WORK REQUIRED: Using the listing below, please gather every line containing the word "Global".

MATERIAL:
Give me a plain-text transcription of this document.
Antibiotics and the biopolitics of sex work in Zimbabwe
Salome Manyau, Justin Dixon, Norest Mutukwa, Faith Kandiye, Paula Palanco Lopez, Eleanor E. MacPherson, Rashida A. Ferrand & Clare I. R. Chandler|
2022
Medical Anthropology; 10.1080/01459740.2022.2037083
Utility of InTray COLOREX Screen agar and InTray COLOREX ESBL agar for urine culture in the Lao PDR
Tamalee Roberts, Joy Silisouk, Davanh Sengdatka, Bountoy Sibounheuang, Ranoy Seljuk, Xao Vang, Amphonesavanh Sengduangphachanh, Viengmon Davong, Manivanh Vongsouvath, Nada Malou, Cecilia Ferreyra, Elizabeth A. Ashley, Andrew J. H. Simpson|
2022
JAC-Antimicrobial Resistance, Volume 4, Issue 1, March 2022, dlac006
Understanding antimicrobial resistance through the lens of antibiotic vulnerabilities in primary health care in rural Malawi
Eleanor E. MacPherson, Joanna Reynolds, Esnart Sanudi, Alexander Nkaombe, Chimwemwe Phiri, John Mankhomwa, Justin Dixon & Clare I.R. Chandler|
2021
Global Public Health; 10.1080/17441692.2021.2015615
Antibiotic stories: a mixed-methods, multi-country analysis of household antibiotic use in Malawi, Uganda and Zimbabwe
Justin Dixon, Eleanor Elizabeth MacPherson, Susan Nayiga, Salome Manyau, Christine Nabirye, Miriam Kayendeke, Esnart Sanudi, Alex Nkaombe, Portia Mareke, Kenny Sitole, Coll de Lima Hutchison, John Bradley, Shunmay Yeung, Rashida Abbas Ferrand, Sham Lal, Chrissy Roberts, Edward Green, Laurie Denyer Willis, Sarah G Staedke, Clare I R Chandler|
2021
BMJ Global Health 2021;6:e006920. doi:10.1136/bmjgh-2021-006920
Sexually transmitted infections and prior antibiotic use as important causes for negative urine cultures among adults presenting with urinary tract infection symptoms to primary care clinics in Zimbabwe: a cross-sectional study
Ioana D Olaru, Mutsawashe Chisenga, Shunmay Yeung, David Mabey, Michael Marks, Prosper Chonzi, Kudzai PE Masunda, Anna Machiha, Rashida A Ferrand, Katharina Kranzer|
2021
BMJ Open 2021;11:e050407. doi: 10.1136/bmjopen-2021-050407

RESULT:
Global Public Health; 10.1080/17441692.2021.2015615
BMJ Global Health 2021;6:e006920. doi:10.1136/bmjgh-2021-006920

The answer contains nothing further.